What is asked —
Tally the lines of the listing that contain the word "caption", then give the total and nothing else.
▬▬▬▬▬▬▬▬▬▬
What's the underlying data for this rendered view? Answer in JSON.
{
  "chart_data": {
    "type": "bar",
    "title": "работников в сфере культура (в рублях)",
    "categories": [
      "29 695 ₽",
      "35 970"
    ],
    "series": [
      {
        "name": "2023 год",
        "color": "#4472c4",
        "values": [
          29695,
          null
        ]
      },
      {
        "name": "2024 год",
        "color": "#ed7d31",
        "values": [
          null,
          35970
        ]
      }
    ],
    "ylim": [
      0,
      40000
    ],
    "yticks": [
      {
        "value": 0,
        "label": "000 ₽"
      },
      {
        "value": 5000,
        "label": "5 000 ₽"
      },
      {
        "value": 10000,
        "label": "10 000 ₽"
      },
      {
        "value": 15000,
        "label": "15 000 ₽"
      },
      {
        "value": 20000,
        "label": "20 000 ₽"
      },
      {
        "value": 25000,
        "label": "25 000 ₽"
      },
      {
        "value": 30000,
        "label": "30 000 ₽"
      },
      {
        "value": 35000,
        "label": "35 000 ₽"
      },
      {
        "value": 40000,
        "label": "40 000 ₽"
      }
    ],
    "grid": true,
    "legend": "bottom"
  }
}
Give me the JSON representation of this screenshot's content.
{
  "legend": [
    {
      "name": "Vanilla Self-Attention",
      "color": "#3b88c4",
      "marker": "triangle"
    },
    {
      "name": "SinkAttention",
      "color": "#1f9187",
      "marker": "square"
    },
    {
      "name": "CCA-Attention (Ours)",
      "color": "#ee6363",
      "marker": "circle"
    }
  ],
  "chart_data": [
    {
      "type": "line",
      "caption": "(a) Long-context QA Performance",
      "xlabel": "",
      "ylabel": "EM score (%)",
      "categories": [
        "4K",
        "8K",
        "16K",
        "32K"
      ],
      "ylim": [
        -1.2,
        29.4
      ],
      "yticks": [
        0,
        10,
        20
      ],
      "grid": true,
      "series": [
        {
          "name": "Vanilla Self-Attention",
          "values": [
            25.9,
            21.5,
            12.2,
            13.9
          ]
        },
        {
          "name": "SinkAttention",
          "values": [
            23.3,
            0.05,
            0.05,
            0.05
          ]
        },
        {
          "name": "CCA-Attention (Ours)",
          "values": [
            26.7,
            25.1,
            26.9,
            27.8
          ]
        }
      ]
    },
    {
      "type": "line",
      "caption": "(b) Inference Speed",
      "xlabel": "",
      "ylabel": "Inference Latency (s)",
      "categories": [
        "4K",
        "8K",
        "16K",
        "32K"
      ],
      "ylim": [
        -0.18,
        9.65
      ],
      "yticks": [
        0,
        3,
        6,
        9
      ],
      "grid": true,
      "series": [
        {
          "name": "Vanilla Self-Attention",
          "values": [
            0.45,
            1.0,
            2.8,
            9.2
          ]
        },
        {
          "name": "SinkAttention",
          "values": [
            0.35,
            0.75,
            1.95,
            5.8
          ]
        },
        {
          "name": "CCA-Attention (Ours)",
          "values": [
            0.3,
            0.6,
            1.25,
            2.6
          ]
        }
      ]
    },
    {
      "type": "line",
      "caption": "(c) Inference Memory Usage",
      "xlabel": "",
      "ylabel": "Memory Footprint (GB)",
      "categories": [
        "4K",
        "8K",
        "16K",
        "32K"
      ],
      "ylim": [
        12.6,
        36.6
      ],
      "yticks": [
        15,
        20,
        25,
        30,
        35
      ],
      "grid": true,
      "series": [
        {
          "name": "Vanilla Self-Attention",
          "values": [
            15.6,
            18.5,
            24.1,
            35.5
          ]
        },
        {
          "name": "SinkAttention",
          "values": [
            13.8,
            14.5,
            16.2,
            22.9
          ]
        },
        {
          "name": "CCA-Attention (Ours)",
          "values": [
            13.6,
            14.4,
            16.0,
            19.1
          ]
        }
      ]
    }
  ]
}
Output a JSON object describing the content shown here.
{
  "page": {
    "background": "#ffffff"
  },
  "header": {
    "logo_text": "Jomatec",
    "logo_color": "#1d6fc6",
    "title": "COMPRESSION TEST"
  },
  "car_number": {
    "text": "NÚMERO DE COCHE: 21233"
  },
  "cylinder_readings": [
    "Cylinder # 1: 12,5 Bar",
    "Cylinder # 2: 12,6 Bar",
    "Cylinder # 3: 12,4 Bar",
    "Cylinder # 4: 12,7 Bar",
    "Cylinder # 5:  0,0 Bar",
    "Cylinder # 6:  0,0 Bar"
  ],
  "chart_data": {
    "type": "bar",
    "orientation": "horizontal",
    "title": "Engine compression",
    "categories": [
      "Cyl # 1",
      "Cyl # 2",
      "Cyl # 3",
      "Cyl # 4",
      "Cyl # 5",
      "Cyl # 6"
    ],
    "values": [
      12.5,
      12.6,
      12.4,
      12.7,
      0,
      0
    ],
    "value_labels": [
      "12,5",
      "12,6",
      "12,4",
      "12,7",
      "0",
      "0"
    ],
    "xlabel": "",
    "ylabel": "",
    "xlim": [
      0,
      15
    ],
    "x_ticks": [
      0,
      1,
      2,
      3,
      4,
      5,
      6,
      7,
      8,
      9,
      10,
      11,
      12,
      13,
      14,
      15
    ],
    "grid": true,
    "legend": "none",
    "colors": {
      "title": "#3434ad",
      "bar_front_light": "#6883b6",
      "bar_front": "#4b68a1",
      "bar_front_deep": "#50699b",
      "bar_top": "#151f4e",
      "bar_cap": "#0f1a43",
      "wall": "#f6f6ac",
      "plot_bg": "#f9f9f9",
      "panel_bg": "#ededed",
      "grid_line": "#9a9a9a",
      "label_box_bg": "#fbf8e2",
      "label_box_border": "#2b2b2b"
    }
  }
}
▬▬▬▬▬▬▬▬▬▬
Expected answer —
3